Task data -
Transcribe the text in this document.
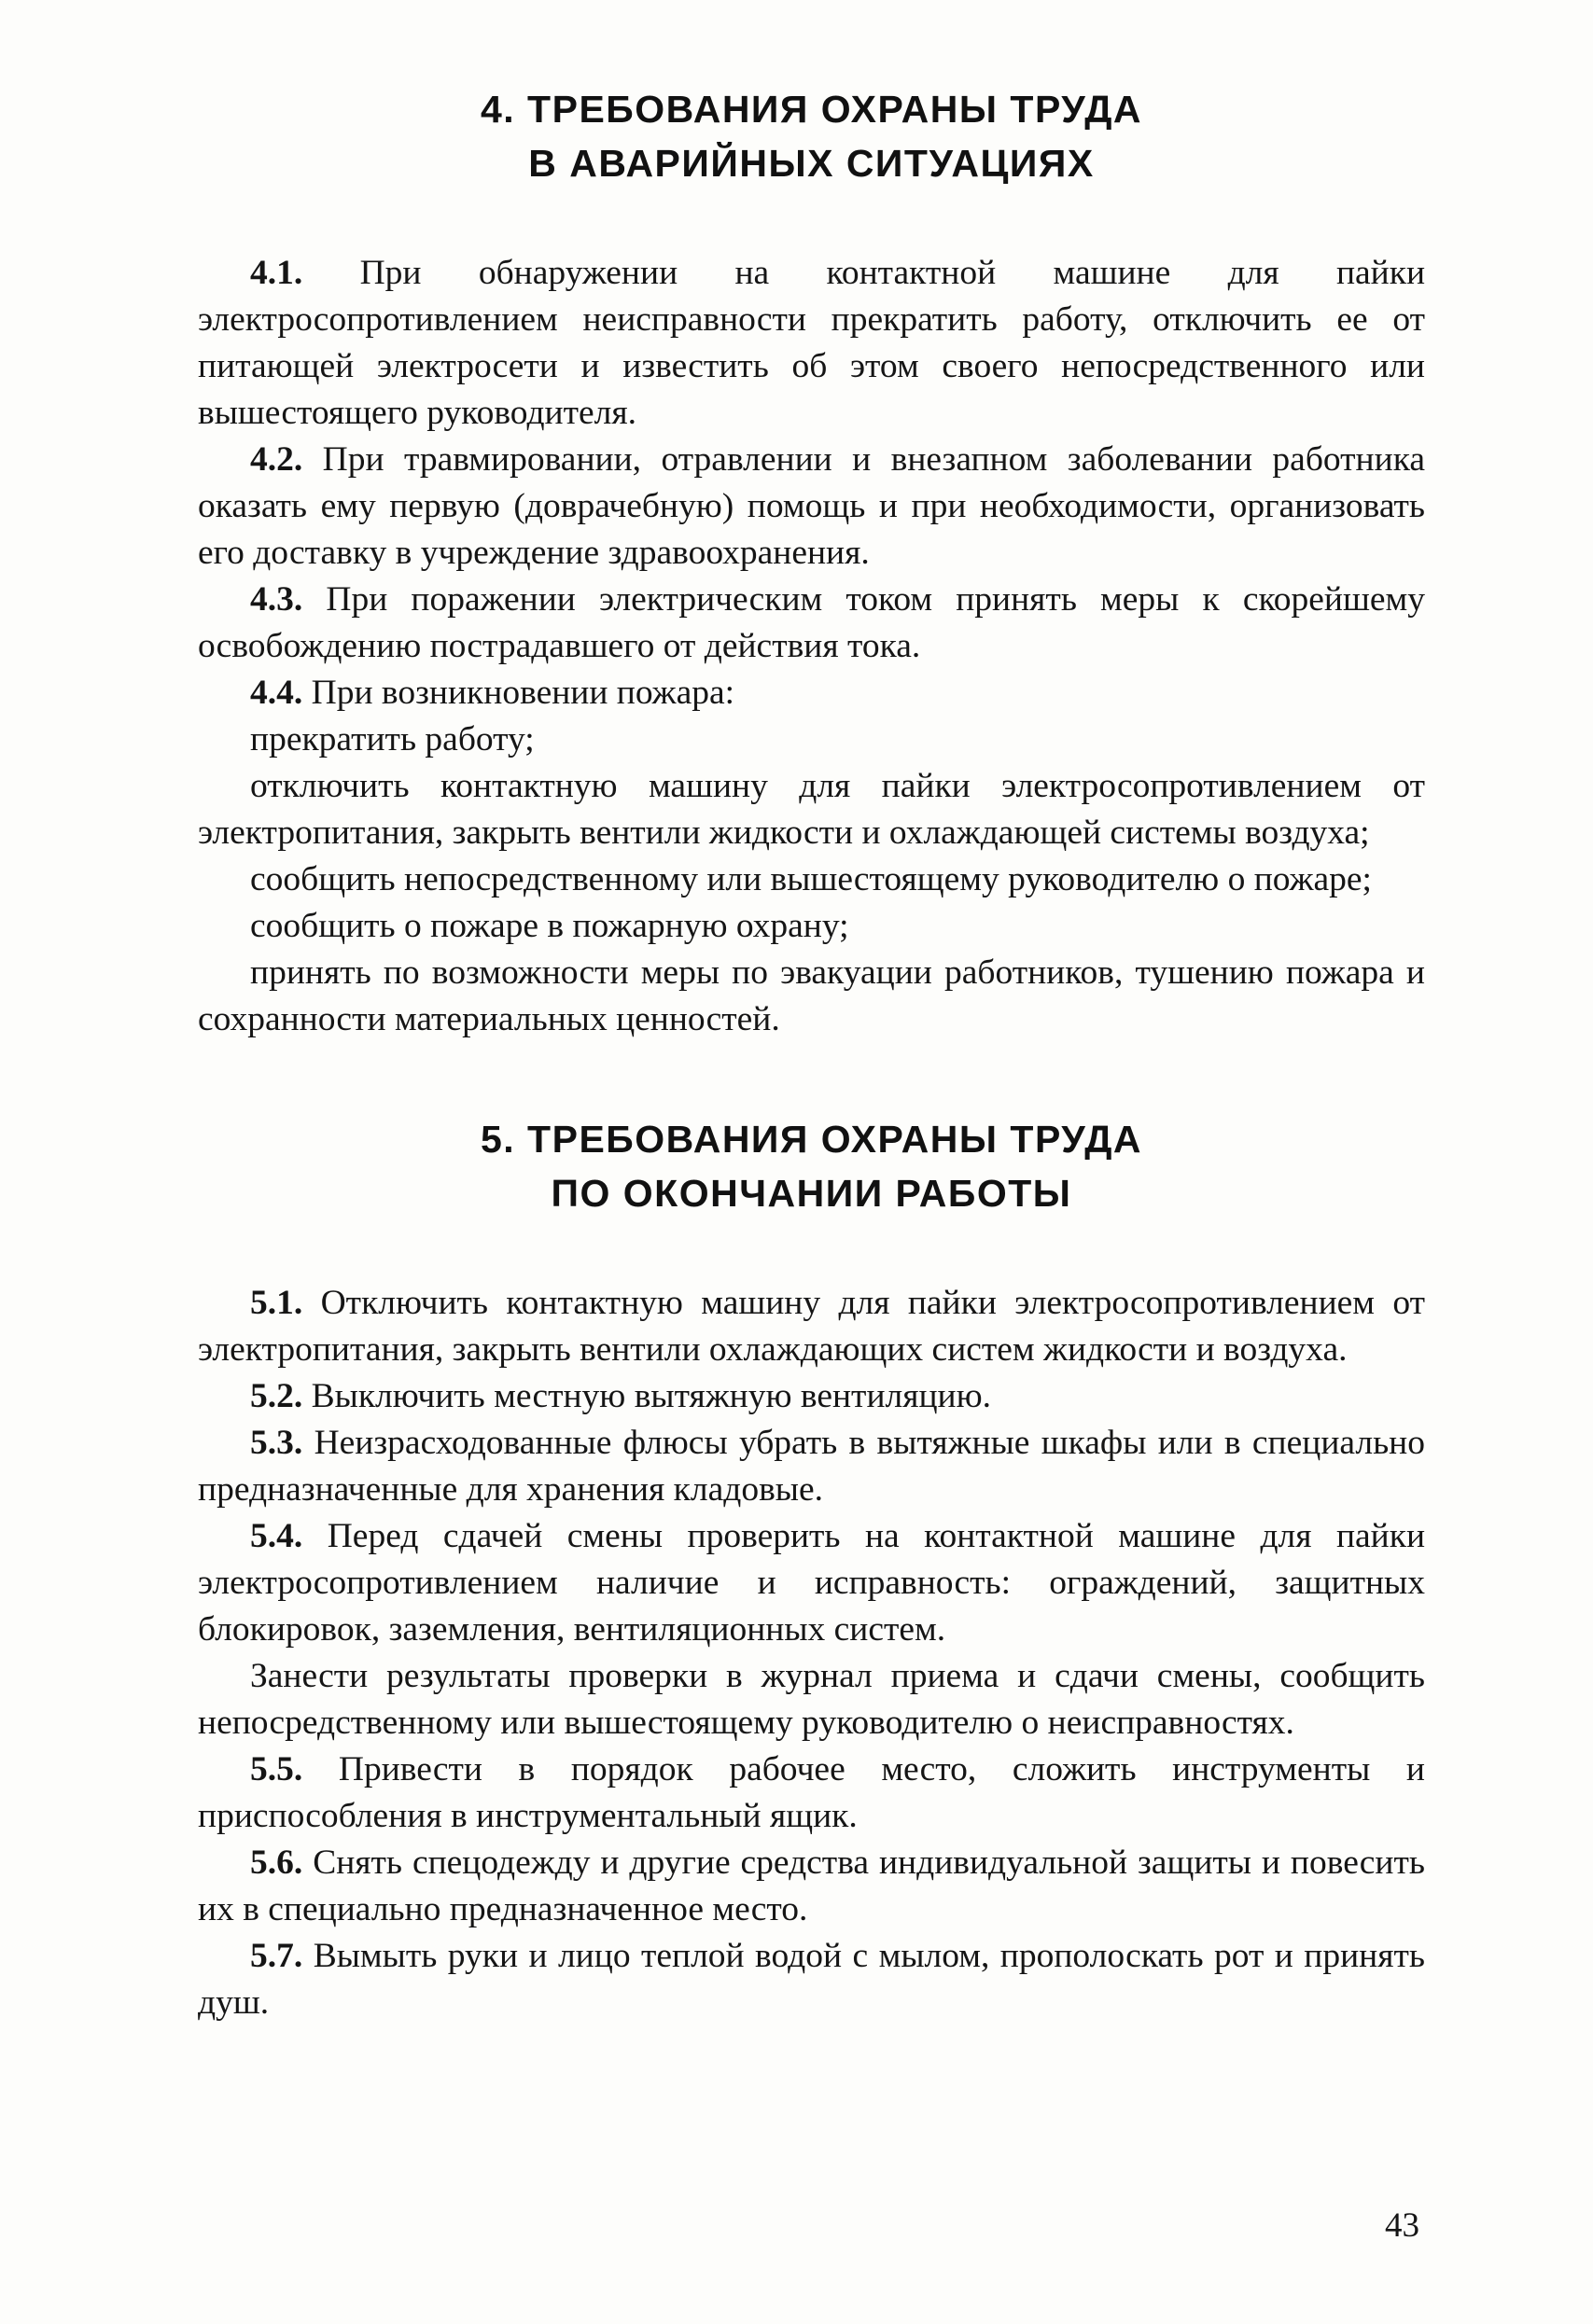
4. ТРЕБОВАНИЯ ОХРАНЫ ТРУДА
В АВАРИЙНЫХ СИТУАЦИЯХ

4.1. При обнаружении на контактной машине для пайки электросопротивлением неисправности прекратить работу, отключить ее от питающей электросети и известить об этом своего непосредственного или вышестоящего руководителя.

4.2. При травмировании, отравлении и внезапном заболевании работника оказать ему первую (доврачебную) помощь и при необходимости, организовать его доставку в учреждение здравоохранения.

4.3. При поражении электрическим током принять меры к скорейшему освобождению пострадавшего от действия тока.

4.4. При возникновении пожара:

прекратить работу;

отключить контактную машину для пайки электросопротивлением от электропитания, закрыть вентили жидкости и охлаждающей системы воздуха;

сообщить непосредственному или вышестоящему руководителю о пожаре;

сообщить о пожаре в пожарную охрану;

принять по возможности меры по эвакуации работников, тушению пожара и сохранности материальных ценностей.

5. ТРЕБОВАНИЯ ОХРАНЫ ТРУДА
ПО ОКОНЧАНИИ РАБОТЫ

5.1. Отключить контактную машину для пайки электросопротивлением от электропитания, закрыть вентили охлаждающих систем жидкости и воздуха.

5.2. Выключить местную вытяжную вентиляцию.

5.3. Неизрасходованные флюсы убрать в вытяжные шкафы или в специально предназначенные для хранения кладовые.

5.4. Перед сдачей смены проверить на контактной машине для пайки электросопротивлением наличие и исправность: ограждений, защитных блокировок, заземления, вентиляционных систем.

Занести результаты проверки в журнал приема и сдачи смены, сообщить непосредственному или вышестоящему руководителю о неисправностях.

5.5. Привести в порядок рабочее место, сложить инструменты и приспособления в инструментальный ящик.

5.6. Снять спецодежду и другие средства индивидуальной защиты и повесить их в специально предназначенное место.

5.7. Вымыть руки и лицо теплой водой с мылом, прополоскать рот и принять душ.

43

Set task - Give every record back exactly as it reads, with no images.

Exercise output -
Transcribe the text in this document.
4. ТРЕБОВАНИЯ ОХРАНЫ ТРУДА
В АВАРИЙНЫХ СИТУАЦИЯХ

4.1. При обнаружении на контактной машине для пайки электросопротивлением неисправности прекратить работу, отключить ее от питающей электросети и известить об этом своего непосредственного или вышестоящего руководителя.

4.2. При травмировании, отравлении и внезапном заболевании работника оказать ему первую (доврачебную) помощь и при необходимости, организовать его доставку в учреждение здравоохранения.

4.3. При поражении электрическим током принять меры к скорейшему освобождению пострадавшего от действия тока.

4.4. При возникновении пожара:

прекратить работу;

отключить контактную машину для пайки электросопротивлением от электропитания, закрыть вентили жидкости и охлаждающей системы воздуха;

сообщить непосредственному или вышестоящему руководителю о пожаре;

сообщить о пожаре в пожарную охрану;

принять по возможности меры по эвакуации работников, тушению пожара и сохранности материальных ценностей.

5. ТРЕБОВАНИЯ ОХРАНЫ ТРУДА
ПО ОКОНЧАНИИ РАБОТЫ

5.1. Отключить контактную машину для пайки электросопротивлением от электропитания, закрыть вентили охлаждающих систем жидкости и воздуха.

5.2. Выключить местную вытяжную вентиляцию.

5.3. Неизрасходованные флюсы убрать в вытяжные шкафы или в специально предназначенные для хранения кладовые.

5.4. Перед сдачей смены проверить на контактной машине для пайки электросопротивлением наличие и исправность: ограждений, защитных блокировок, заземления, вентиляционных систем.

Занести результаты проверки в журнал приема и сдачи смены, сообщить непосредственному или вышестоящему руководителю о неисправностях.

5.5. Привести в порядок рабочее место, сложить инструменты и приспособления в инструментальный ящик.

5.6. Снять спецодежду и другие средства индивидуальной защиты и повесить их в специально предназначенное место.

5.7. Вымыть руки и лицо теплой водой с мылом, прополоскать рот и принять душ.

43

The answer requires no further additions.